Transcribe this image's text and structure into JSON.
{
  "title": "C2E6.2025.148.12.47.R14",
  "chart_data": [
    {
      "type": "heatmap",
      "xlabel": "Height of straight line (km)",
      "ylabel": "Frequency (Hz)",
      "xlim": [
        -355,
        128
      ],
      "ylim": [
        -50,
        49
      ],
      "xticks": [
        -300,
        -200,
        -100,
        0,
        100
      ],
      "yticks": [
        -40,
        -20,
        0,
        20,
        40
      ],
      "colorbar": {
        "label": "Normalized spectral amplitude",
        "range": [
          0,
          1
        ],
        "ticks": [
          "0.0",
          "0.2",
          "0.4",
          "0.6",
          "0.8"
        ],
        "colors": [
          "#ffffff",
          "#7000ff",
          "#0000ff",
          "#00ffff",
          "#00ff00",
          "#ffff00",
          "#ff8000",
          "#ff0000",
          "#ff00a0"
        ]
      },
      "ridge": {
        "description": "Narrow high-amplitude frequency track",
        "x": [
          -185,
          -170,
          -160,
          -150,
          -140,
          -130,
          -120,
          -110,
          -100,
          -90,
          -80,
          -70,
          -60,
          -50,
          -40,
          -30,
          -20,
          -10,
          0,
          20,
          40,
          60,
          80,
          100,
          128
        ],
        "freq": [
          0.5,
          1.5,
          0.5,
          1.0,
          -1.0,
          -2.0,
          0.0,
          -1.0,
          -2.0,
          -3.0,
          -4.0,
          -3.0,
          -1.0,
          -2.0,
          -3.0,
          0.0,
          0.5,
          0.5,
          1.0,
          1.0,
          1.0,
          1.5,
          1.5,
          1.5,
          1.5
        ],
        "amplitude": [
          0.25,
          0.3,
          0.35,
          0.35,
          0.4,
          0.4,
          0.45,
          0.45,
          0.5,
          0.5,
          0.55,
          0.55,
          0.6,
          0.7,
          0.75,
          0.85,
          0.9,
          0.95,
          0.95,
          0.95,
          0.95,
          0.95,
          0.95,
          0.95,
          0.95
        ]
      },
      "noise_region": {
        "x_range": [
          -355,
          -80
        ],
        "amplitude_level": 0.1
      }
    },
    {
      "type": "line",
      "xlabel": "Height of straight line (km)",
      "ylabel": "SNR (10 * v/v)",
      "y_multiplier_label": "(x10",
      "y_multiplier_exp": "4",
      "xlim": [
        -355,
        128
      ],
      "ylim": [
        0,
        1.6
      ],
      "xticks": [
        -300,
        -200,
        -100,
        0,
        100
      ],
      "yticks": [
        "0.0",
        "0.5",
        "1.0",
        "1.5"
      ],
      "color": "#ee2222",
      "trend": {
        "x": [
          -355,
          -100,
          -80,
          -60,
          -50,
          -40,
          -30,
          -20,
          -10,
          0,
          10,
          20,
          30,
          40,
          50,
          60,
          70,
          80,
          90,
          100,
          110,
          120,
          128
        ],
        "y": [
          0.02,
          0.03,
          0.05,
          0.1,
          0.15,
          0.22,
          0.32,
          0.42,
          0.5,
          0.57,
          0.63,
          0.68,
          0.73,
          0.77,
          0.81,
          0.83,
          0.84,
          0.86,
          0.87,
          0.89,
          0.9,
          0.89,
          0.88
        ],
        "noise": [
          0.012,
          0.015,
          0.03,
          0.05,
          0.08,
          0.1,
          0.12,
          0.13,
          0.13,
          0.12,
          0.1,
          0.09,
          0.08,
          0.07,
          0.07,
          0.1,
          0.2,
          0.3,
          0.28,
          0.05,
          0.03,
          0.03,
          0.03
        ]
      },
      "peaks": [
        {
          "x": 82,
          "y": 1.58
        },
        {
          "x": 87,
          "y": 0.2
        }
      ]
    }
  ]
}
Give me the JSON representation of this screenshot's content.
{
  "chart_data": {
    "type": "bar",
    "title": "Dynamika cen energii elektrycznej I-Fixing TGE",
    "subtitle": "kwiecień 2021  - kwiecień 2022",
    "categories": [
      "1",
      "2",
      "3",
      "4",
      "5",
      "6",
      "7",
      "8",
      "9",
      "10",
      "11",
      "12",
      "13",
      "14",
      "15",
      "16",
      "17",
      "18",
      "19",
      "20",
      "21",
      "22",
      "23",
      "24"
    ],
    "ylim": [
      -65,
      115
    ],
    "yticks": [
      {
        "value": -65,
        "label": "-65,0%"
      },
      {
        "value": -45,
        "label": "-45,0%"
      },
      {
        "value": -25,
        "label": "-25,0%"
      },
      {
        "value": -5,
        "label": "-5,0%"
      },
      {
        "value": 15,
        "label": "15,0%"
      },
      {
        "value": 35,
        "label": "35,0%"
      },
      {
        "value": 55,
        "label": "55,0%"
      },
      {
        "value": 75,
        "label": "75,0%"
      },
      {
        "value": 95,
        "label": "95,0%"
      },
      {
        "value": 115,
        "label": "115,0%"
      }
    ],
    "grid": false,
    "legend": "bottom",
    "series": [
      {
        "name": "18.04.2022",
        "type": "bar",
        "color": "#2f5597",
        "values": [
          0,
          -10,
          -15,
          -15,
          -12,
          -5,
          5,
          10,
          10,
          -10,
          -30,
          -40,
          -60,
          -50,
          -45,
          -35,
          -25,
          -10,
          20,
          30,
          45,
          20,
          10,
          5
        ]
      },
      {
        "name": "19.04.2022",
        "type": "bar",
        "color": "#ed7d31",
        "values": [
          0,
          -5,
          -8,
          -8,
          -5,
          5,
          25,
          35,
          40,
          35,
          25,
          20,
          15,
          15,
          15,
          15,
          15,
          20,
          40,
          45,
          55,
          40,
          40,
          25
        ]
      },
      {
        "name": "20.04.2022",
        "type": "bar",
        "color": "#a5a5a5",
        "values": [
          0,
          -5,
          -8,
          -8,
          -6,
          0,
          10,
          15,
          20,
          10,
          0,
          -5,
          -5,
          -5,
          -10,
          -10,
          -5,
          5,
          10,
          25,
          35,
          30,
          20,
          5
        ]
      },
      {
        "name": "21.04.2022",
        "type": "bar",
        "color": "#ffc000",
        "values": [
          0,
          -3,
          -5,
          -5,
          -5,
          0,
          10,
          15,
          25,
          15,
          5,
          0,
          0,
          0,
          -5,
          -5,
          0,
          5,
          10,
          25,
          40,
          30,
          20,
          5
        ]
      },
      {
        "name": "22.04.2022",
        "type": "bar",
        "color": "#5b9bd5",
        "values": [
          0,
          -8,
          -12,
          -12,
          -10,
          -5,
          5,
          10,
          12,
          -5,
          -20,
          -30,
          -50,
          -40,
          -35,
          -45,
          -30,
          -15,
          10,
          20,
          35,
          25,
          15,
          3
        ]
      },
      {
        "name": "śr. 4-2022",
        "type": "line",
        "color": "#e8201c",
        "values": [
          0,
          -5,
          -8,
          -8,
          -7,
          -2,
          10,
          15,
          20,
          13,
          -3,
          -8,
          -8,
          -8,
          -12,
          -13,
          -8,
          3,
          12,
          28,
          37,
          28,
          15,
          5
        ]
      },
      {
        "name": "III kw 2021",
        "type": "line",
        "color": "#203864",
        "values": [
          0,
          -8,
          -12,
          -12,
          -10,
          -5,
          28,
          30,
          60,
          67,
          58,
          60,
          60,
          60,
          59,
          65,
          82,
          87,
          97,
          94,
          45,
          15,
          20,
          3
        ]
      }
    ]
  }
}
+++++
- **REQUIREMENTS**
Go through the data and return every record exactly.

- **WRITTEN ANSWER**
Transcribe this image's text and structure into JSON.
{
  "title": "C2E6.2025.148.12.47.R14",
  "chart_data": [
    {
      "type": "heatmap",
      "xlabel": "Height of straight line (km)",
      "ylabel": "Frequency (Hz)",
      "xlim": [
        -355,
        128
      ],
      "ylim": [
        -50,
        49
      ],
      "xticks": [
        -300,
        -200,
        -100,
        0,
        100
      ],
      "yticks": [
        -40,
        -20,
        0,
        20,
        40
      ],
      "colorbar": {
        "label": "Normalized spectral amplitude",
        "range": [
          0,
          1
        ],
        "ticks": [
          "0.0",
          "0.2",
          "0.4",
          "0.6",
          "0.8"
        ],
        "colors": [
          "#ffffff",
          "#7000ff",
          "#0000ff",
          "#00ffff",
          "#00ff00",
          "#ffff00",
          "#ff8000",
          "#ff0000",
          "#ff00a0"
        ]
      },
      "ridge": {
        "description": "Narrow high-amplitude frequency track",
        "x": [
          -185,
          -170,
          -160,
          -150,
          -140,
          -130,
          -120,
          -110,
          -100,
          -90,
          -80,
          -70,
          -60,
          -50,
          -40,
          -30,
          -20,
          -10,
          0,
          20,
          40,
          60,
          80,
          100,
          128
        ],
        "freq": [
          0.5,
          1.5,
          0.5,
          1.0,
          -1.0,
          -2.0,
          0.0,
          -1.0,
          -2.0,
          -3.0,
          -4.0,
          -3.0,
          -1.0,
          -2.0,
          -3.0,
          0.0,
          0.5,
          0.5,
          1.0,
          1.0,
          1.0,
          1.5,
          1.5,
          1.5,
          1.5
        ],
        "amplitude": [
          0.25,
          0.3,
          0.35,
          0.35,
          0.4,
          0.4,
          0.45,
          0.45,
          0.5,
          0.5,
          0.55,
          0.55,
          0.6,
          0.7,
          0.75,
          0.85,
          0.9,
          0.95,
          0.95,
          0.95,
          0.95,
          0.95,
          0.95,
          0.95,
          0.95
        ]
      },
      "noise_region": {
        "x_range": [
          -355,
          -80
        ],
        "amplitude_level": 0.1
      }
    },
    {
      "type": "line",
      "xlabel": "Height of straight line (km)",
      "ylabel": "SNR (10 * v/v)",
      "y_multiplier_label": "(x10",
      "y_multiplier_exp": "4",
      "xlim": [
        -355,
        128
      ],
      "ylim": [
        0,
        1.6
      ],
      "xticks": [
        -300,
        -200,
        -100,
        0,
        100
      ],
      "yticks": [
        "0.0",
        "0.5",
        "1.0",
        "1.5"
      ],
      "color": "#ee2222",
      "trend": {
        "x": [
          -355,
          -100,
          -80,
          -60,
          -50,
          -40,
          -30,
          -20,
          -10,
          0,
          10,
          20,
          30,
          40,
          50,
          60,
          70,
          80,
          90,
          100,
          110,
          120,
          128
        ],
        "y": [
          0.02,
          0.03,
          0.05,
          0.1,
          0.15,
          0.22,
          0.32,
          0.42,
          0.5,
          0.57,
          0.63,
          0.68,
          0.73,
          0.77,
          0.81,
          0.83,
          0.84,
          0.86,
          0.87,
          0.89,
          0.9,
          0.89,
          0.88
        ],
        "noise": [
          0.012,
          0.015,
          0.03,
          0.05,
          0.08,
          0.1,
          0.12,
          0.13,
          0.13,
          0.12,
          0.1,
          0.09,
          0.08,
          0.07,
          0.07,
          0.1,
          0.2,
          0.3,
          0.28,
          0.05,
          0.03,
          0.03,
          0.03
        ]
      },
      "peaks": [
        {
          "x": 82,
          "y": 1.58
        },
        {
          "x": 87,
          "y": 0.2
        }
      ]
    }
  ]
}
Give me the JSON representation of this screenshot's content.
{
  "chart_data": {
    "type": "bar",
    "title": "Dynamika cen energii elektrycznej I-Fixing TGE",
    "subtitle": "kwiecień 2021  - kwiecień 2022",
    "categories": [
      "1",
      "2",
      "3",
      "4",
      "5",
      "6",
      "7",
      "8",
      "9",
      "10",
      "11",
      "12",
      "13",
      "14",
      "15",
      "16",
      "17",
      "18",
      "19",
      "20",
      "21",
      "22",
      "23",
      "24"
    ],
    "ylim": [
      -65,
      115
    ],
    "yticks": [
      {
        "value": -65,
        "label": "-65,0%"
      },
      {
        "value": -45,
        "label": "-45,0%"
      },
      {
        "value": -25,
        "label": "-25,0%"
      },
      {
        "value": -5,
        "label": "-5,0%"
      },
      {
        "value": 15,
        "label": "15,0%"
      },
      {
        "value": 35,
        "label": "35,0%"
      },
      {
        "value": 55,
        "label": "55,0%"
      },
      {
        "value": 75,
        "label": "75,0%"
      },
      {
        "value": 95,
        "label": "95,0%"
      },
      {
        "value": 115,
        "label": "115,0%"
      }
    ],
    "grid": false,
    "legend": "bottom",
    "series": [
      {
        "name": "18.04.2022",
        "type": "bar",
        "color": "#2f5597",
        "values": [
          0,
          -10,
          -15,
          -15,
          -12,
          -5,
          5,
          10,
          10,
          -10,
          -30,
          -40,
          -60,
          -50,
          -45,
          -35,
          -25,
          -10,
          20,
          30,
          45,
          20,
          10,
          5
        ]
      },
      {
        "name": "19.04.2022",
        "type": "bar",
        "color": "#ed7d31",
        "values": [
          0,
          -5,
          -8,
          -8,
          -5,
          5,
          25,
          35,
          40,
          35,
          25,
          20,
          15,
          15,
          15,
          15,
          15,
          20,
          40,
          45,
          55,
          40,
          40,
          25
        ]
      },
      {
        "name": "20.04.2022",
        "type": "bar",
        "color": "#a5a5a5",
        "values": [
          0,
          -5,
          -8,
          -8,
          -6,
          0,
          10,
          15,
          20,
          10,
          0,
          -5,
          -5,
          -5,
          -10,
          -10,
          -5,
          5,
          10,
          25,
          35,
          30,
          20,
          5
        ]
      },
      {
        "name": "21.04.2022",
        "type": "bar",
        "color": "#ffc000",
        "values": [
          0,
          -3,
          -5,
          -5,
          -5,
          0,
          10,
          15,
          25,
          15,
          5,
          0,
          0,
          0,
          -5,
          -5,
          0,
          5,
          10,
          25,
          40,
          30,
          20,
          5
        ]
      },
      {
        "name": "22.04.2022",
        "type": "bar",
        "color": "#5b9bd5",
        "values": [
          0,
          -8,
          -12,
          -12,
          -10,
          -5,
          5,
          10,
          12,
          -5,
          -20,
          -30,
          -50,
          -40,
          -35,
          -45,
          -30,
          -15,
          10,
          20,
          35,
          25,
          15,
          3
        ]
      },
      {
        "name": "śr. 4-2022",
        "type": "line",
        "color": "#e8201c",
        "values": [
          0,
          -5,
          -8,
          -8,
          -7,
          -2,
          10,
          15,
          20,
          13,
          -3,
          -8,
          -8,
          -8,
          -12,
          -13,
          -8,
          3,
          12,
          28,
          37,
          28,
          15,
          5
        ]
      },
      {
        "name": "III kw 2021",
        "type": "line",
        "color": "#203864",
        "values": [
          0,
          -8,
          -12,
          -12,
          -10,
          -5,
          28,
          30,
          60,
          67,
          58,
          60,
          60,
          60,
          59,
          65,
          82,
          87,
          97,
          94,
          45,
          15,
          20,
          3
        ]
      }
    ]
  }
}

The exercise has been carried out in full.